## SHORT EXERCISE
Count the lines in the entries below that contain the word "shape", and give only that number.

Stored data:
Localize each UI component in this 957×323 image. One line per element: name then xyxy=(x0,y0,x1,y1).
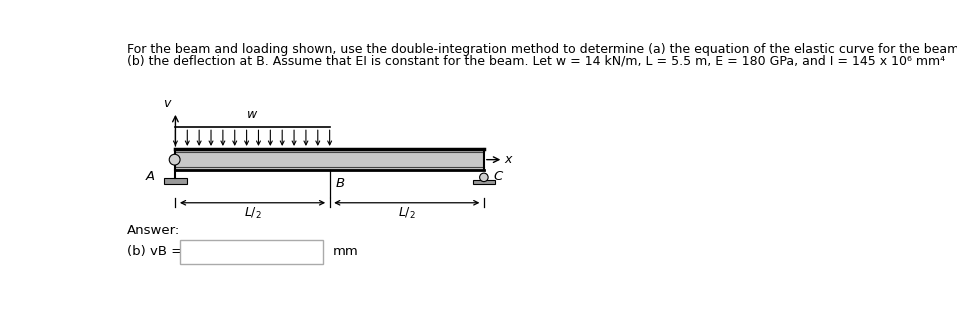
Text: $L/_{2}$: $L/_{2}$ xyxy=(398,206,415,221)
Text: C: C xyxy=(493,170,502,183)
Text: For the beam and loading shown, use the double-integration method to determine (: For the beam and loading shown, use the … xyxy=(127,43,957,56)
Bar xyxy=(164,178,187,184)
Text: x: x xyxy=(504,153,512,166)
Text: (b) vB =: (b) vB = xyxy=(127,245,183,258)
Text: mm: mm xyxy=(333,245,359,258)
Text: B: B xyxy=(336,177,345,190)
Bar xyxy=(180,240,323,264)
Text: A: A xyxy=(146,170,155,183)
Text: v: v xyxy=(164,97,170,110)
Text: (b) the deflection at B. Assume that EI is constant for the beam. Let w = 14 kN/: (b) the deflection at B. Assume that EI … xyxy=(127,54,946,67)
Circle shape xyxy=(479,173,488,182)
Bar xyxy=(473,180,495,184)
Text: w: w xyxy=(248,108,257,121)
Circle shape xyxy=(169,154,180,165)
Bar xyxy=(175,149,484,171)
Text: $L/_{2}$: $L/_{2}$ xyxy=(244,206,261,221)
Text: Answer:: Answer: xyxy=(127,224,181,237)
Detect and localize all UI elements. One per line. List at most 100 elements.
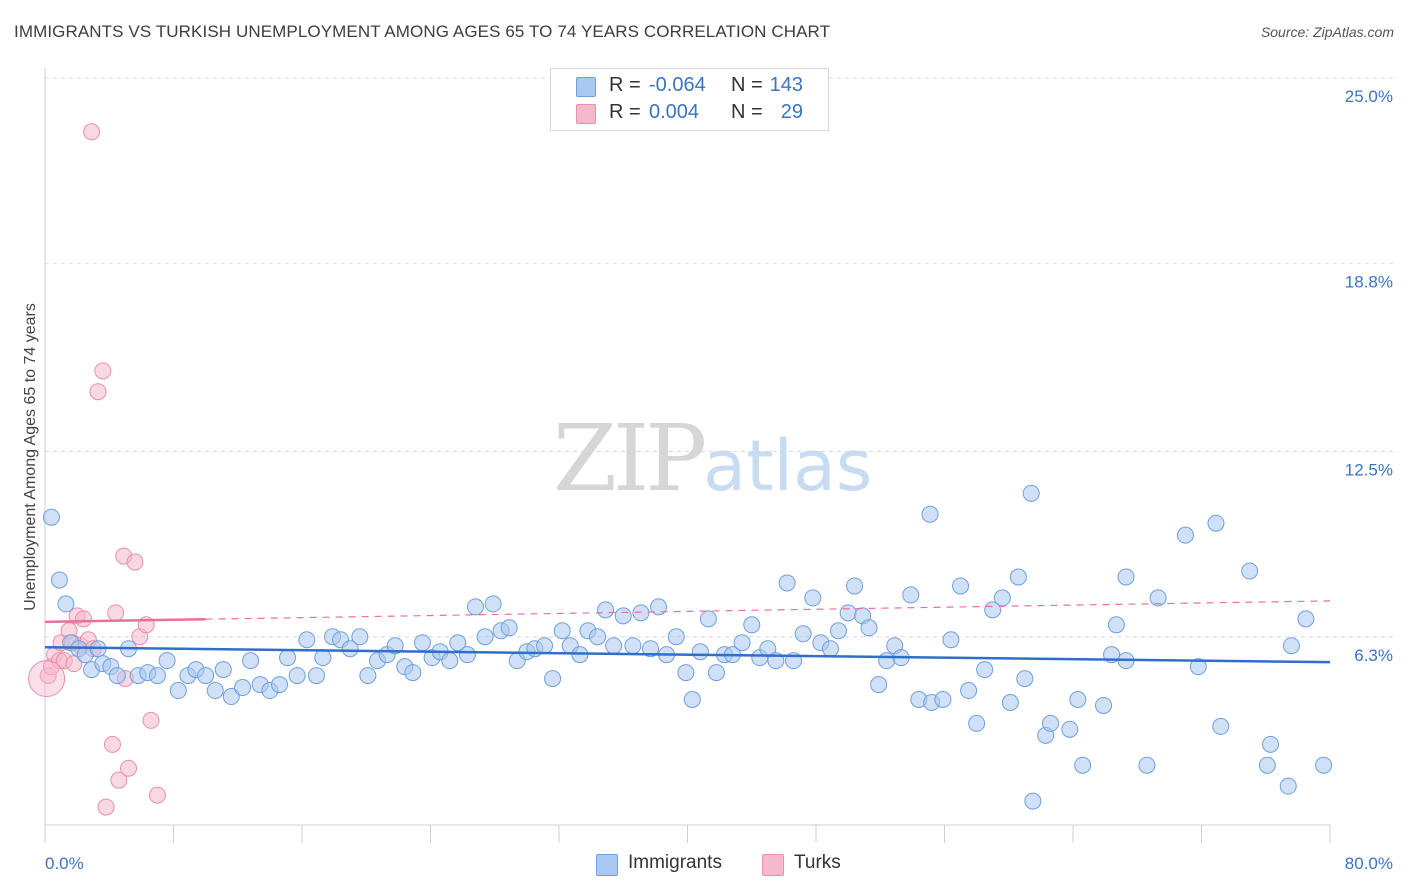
immigrants-point	[677, 664, 695, 682]
immigrants-point	[589, 628, 607, 646]
immigrants-point	[1022, 484, 1040, 502]
immigrants-point	[359, 667, 377, 685]
immigrants-point	[1149, 589, 1167, 607]
immigrants-point	[158, 652, 176, 670]
immigrants-point	[206, 682, 224, 700]
turks-point	[148, 786, 166, 804]
turks-point	[75, 610, 93, 628]
turks-point	[83, 123, 101, 141]
turks-point	[107, 604, 125, 622]
x-tick-label: 0.0%	[45, 854, 84, 873]
immigrants-point	[307, 667, 325, 685]
immigrants-point	[169, 682, 187, 700]
immigrants-point	[821, 640, 839, 658]
immigrants-point	[860, 619, 878, 637]
turks-point	[103, 735, 121, 753]
immigrants-point	[878, 652, 896, 670]
immigrants-point	[108, 667, 126, 685]
immigrants-point	[214, 661, 232, 679]
legend-r-value: 0.004	[649, 101, 700, 123]
chart-title: IMMIGRANTS VS TURKISH UNEMPLOYMENT AMONG…	[14, 22, 831, 41]
immigrants-point	[1207, 514, 1225, 532]
immigrants-point	[993, 589, 1011, 607]
immigrants-point	[42, 508, 60, 526]
immigrants-point	[691, 643, 709, 661]
immigrants-point	[1315, 756, 1333, 774]
immigrants-point	[1009, 568, 1027, 586]
turks-point	[94, 362, 112, 380]
turks-legend-swatch	[762, 854, 784, 876]
watermark-atlas: atlas	[703, 425, 873, 507]
immigrants-point	[1016, 670, 1034, 688]
immigrants-point	[1138, 756, 1156, 774]
watermark: ZIPatlas	[553, 405, 872, 512]
immigrants-point	[650, 598, 668, 616]
turks-point	[110, 771, 128, 789]
immigrants-point	[50, 571, 68, 589]
legend-n-label: N =	[731, 101, 763, 123]
legend-n-value: 29	[780, 101, 803, 123]
immigrants-point	[960, 682, 978, 700]
immigrants-point	[624, 637, 642, 655]
immigrants-point	[829, 622, 847, 640]
immigrants-point	[279, 649, 297, 667]
immigrants-point	[733, 634, 751, 652]
immigrants-point	[1095, 696, 1113, 714]
immigrants-point	[234, 679, 252, 697]
immigrants-point	[934, 691, 952, 709]
immigrants-point	[536, 637, 554, 655]
immigrants-swatch	[576, 77, 596, 97]
immigrants-point	[707, 664, 725, 682]
immigrants-point	[968, 714, 986, 732]
immigrants-point	[614, 607, 632, 625]
immigrants-point	[476, 628, 494, 646]
immigrants-point	[846, 577, 864, 595]
x-tick-label: 80.0%	[1345, 854, 1393, 873]
immigrants-point	[870, 676, 888, 694]
turks-point	[28, 660, 66, 698]
immigrants-point	[699, 610, 717, 628]
immigrants-point	[271, 676, 289, 694]
immigrants-point	[597, 601, 615, 619]
immigrants-point	[1001, 693, 1019, 711]
immigrants-point	[1042, 714, 1060, 732]
immigrants-point	[386, 637, 404, 655]
turks-point	[120, 759, 138, 777]
legend-n-label: N =	[731, 74, 763, 96]
immigrants-point	[553, 622, 571, 640]
y-tick-label: 18.8%	[1345, 272, 1393, 291]
immigrants-point	[1258, 756, 1276, 774]
immigrants-point	[544, 670, 562, 688]
immigrants-point	[1297, 610, 1315, 628]
immigrants-point	[804, 589, 822, 607]
turks-point	[97, 798, 115, 816]
immigrants-point	[1282, 637, 1300, 655]
immigrants-point	[952, 577, 970, 595]
immigrants-point	[1279, 777, 1297, 795]
watermark-zip: ZIP	[553, 405, 707, 512]
turks-trend-line	[44, 617, 206, 624]
immigrants-point	[57, 595, 75, 613]
immigrants-point	[148, 667, 166, 685]
immigrants-point	[222, 688, 240, 706]
immigrants-point	[1107, 616, 1125, 634]
turks-point	[142, 711, 160, 729]
immigrants-point	[288, 667, 306, 685]
immigrants-point	[942, 631, 960, 649]
immigrants-point	[458, 646, 476, 664]
immigrants-point	[197, 667, 215, 685]
immigrants-point	[605, 637, 623, 655]
immigrants-point	[1212, 717, 1230, 735]
immigrants-point	[743, 616, 761, 634]
immigrants-point	[1189, 658, 1207, 676]
immigrants-point	[314, 649, 332, 667]
immigrants-point	[351, 628, 369, 646]
immigrants-trend-line	[44, 645, 1331, 664]
turks-point	[126, 553, 144, 571]
legend-r-label: R =	[609, 101, 641, 123]
legend-r-label: R =	[609, 74, 641, 96]
immigrants-point	[466, 598, 484, 616]
immigrants-point	[1117, 568, 1135, 586]
immigrants-point	[1061, 720, 1079, 738]
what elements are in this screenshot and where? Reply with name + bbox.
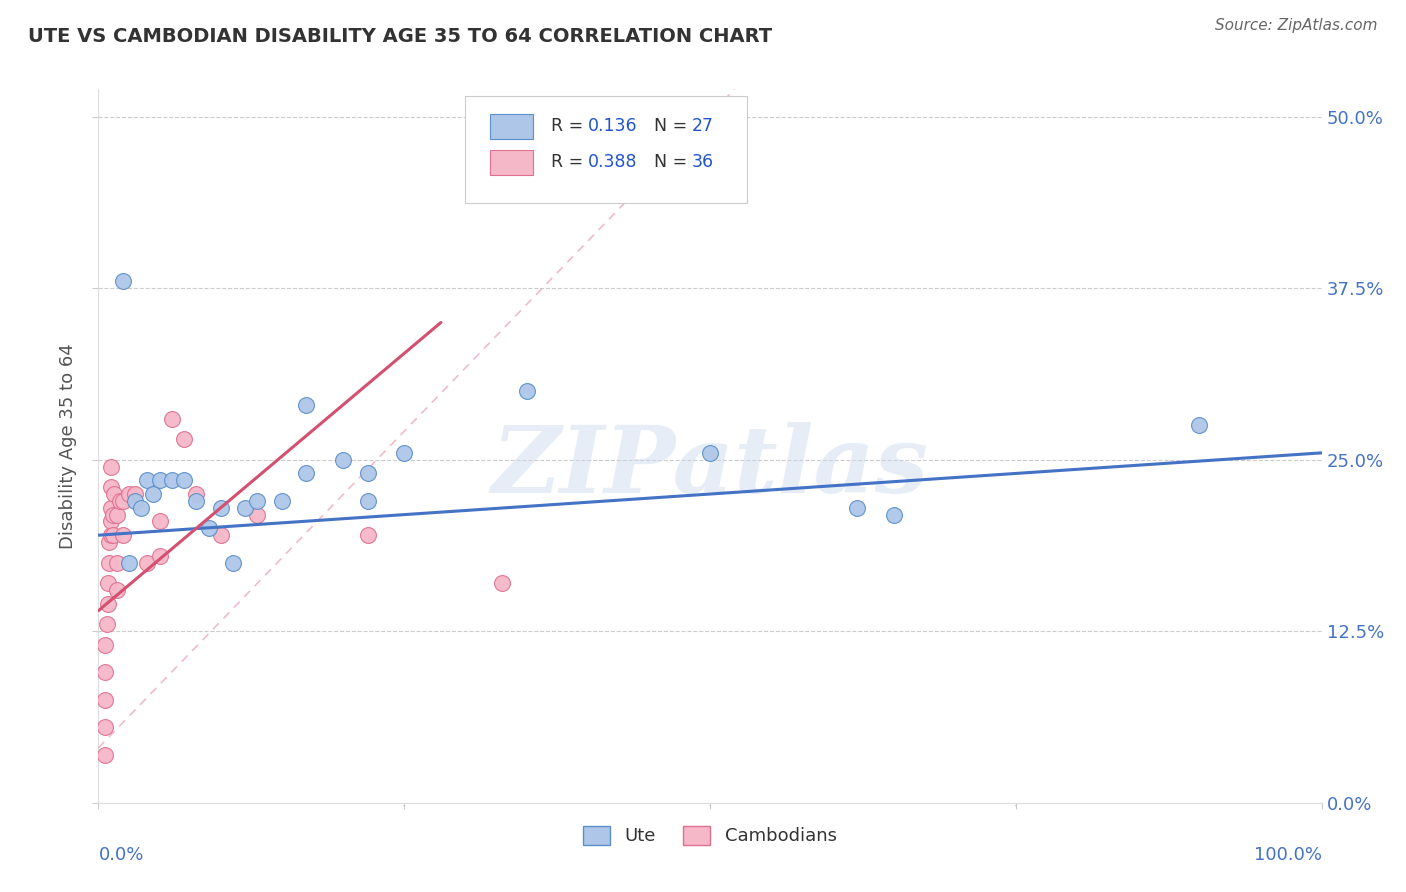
Point <box>118 487 141 501</box>
Point <box>209 500 232 515</box>
Legend: Ute, Cambodians: Ute, Cambodians <box>574 817 846 855</box>
Y-axis label: Disability Age 35 to 64: Disability Age 35 to 64 <box>59 343 77 549</box>
Point <box>222 556 245 570</box>
Point <box>883 508 905 522</box>
Point <box>149 549 172 563</box>
Point <box>173 432 195 446</box>
Point <box>699 446 721 460</box>
Point <box>93 720 115 734</box>
Point <box>105 583 128 598</box>
Point <box>111 274 134 288</box>
Text: R =: R = <box>551 118 589 136</box>
Point <box>105 556 128 570</box>
Point <box>100 500 122 515</box>
Point <box>100 515 122 529</box>
Point <box>98 556 121 570</box>
Point <box>186 487 208 501</box>
Point <box>111 528 134 542</box>
Text: Source: ZipAtlas.com: Source: ZipAtlas.com <box>1215 18 1378 33</box>
Point <box>356 467 378 481</box>
Text: UTE VS CAMBODIAN DISABILITY AGE 35 TO 64 CORRELATION CHART: UTE VS CAMBODIAN DISABILITY AGE 35 TO 64… <box>28 27 772 45</box>
Point <box>101 528 124 542</box>
Point <box>100 459 122 474</box>
Text: 0.0%: 0.0% <box>98 846 143 863</box>
Point <box>93 665 115 680</box>
Point <box>160 473 183 487</box>
Point <box>295 398 318 412</box>
Point <box>93 693 115 707</box>
Point <box>149 515 172 529</box>
Point <box>246 508 269 522</box>
Point <box>136 556 159 570</box>
Point <box>270 494 294 508</box>
Point <box>96 617 118 632</box>
Point <box>100 528 122 542</box>
Point <box>97 576 120 591</box>
Point <box>129 500 152 515</box>
Point <box>491 576 513 591</box>
Text: R =: R = <box>551 153 589 171</box>
Point <box>332 452 354 467</box>
Point <box>111 494 134 508</box>
Point <box>136 473 159 487</box>
Point <box>103 487 125 501</box>
Point <box>124 487 146 501</box>
Text: ZIPatlas: ZIPatlas <box>492 423 928 512</box>
Point <box>97 597 120 611</box>
Point <box>93 638 115 652</box>
Point <box>160 411 183 425</box>
Point <box>209 528 232 542</box>
Point <box>186 494 208 508</box>
Point <box>100 480 122 494</box>
Text: 0.136: 0.136 <box>588 118 637 136</box>
Point <box>98 535 121 549</box>
FancyBboxPatch shape <box>489 114 533 139</box>
FancyBboxPatch shape <box>489 150 533 175</box>
Point <box>233 500 256 515</box>
Point <box>295 467 318 481</box>
Point <box>1188 418 1211 433</box>
Text: 0.388: 0.388 <box>588 153 637 171</box>
Point <box>105 508 128 522</box>
Point <box>392 446 416 460</box>
Text: 36: 36 <box>692 153 714 171</box>
Point <box>197 521 219 535</box>
Point <box>124 494 146 508</box>
Point <box>356 494 378 508</box>
Point <box>93 747 115 762</box>
FancyBboxPatch shape <box>465 96 747 203</box>
Point <box>173 473 195 487</box>
Point <box>246 494 269 508</box>
Point <box>142 487 165 501</box>
Point <box>110 494 132 508</box>
Point <box>101 508 124 522</box>
Point <box>356 528 378 542</box>
Point <box>845 500 868 515</box>
Text: 100.0%: 100.0% <box>1254 846 1322 863</box>
Point <box>515 384 537 398</box>
Text: N =: N = <box>643 118 693 136</box>
Text: N =: N = <box>643 153 693 171</box>
Text: 27: 27 <box>692 118 714 136</box>
Point <box>149 473 172 487</box>
Point <box>118 556 141 570</box>
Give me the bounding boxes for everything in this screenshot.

## REPLY TO THE EXERCISE
5